_WHAT YOU ARE ASKED TO DO_
Reproduce the listing verbatim.

══════

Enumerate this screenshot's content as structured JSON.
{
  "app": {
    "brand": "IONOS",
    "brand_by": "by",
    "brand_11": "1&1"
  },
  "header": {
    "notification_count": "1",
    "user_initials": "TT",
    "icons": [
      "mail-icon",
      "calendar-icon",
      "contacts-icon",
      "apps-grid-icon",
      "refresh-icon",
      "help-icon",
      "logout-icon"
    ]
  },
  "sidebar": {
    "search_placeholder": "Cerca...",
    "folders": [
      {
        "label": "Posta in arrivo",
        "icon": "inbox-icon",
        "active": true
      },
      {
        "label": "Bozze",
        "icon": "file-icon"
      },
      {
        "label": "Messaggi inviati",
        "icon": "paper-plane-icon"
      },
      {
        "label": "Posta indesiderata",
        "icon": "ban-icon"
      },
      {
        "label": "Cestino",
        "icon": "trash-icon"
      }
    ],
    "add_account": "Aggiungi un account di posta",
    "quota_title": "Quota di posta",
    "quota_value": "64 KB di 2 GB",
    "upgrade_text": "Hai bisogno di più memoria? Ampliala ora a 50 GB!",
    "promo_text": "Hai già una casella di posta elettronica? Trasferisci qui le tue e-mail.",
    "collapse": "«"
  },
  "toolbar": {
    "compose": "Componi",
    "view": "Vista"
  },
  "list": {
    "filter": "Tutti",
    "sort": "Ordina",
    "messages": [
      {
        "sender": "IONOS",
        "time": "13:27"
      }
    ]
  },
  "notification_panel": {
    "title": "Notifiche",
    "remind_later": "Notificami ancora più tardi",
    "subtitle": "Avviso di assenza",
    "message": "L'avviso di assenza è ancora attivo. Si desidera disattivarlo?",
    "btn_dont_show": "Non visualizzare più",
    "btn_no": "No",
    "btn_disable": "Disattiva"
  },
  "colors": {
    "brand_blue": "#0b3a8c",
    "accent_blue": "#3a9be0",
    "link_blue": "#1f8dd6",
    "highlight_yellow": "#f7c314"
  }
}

══════

_THE SOLUTION_
Enumerate this screenshot's content as structured JSON.
{
  "app": {
    "brand": "IONOS",
    "brand_by": "by",
    "brand_11": "1&1"
  },
  "header": {
    "notification_count": "1",
    "user_initials": "TT",
    "icons": [
      "mail-icon",
      "calendar-icon",
      "contacts-icon",
      "apps-grid-icon",
      "refresh-icon",
      "help-icon",
      "logout-icon"
    ]
  },
  "sidebar": {
    "search_placeholder": "Cerca...",
    "folders": [
      {
        "label": "Posta in arrivo",
        "icon": "inbox-icon",
        "active": true
      },
      {
        "label": "Bozze",
        "icon": "file-icon"
      },
      {
        "label": "Messaggi inviati",
        "icon": "paper-plane-icon"
      },
      {
        "label": "Posta indesiderata",
        "icon": "ban-icon"
      },
      {
        "label": "Cestino",
        "icon": "trash-icon"
      }
    ],
    "add_account": "Aggiungi un account di posta",
    "quota_title": "Quota di posta",
    "quota_value": "64 KB di 2 GB",
    "upgrade_text": "Hai bisogno di più memoria? Ampliala ora a 50 GB!",
    "promo_text": "Hai già una casella di posta elettronica? Trasferisci qui le tue e-mail.",
    "collapse": "«"
  },
  "toolbar": {
    "compose": "Componi",
    "view": "Vista"
  },
  "list": {
    "filter": "Tutti",
    "sort": "Ordina",
    "messages": [
      {
        "sender": "IONOS",
        "time": "13:27"
      }
    ]
  },
  "notification_panel": {
    "title": "Notifiche",
    "remind_later": "Notificami ancora più tardi",
    "subtitle": "Avviso di assenza",
    "message": "L'avviso di assenza è ancora attivo. Si desidera disattivarlo?",
    "btn_dont_show": "Non visualizzare più",
    "btn_no": "No",
    "btn_disable": "Disattiva"
  },
  "colors": {
    "brand_blue": "#0b3a8c",
    "accent_blue": "#3a9be0",
    "link_blue": "#1f8dd6",
    "highlight_yellow": "#f7c314"
  }
}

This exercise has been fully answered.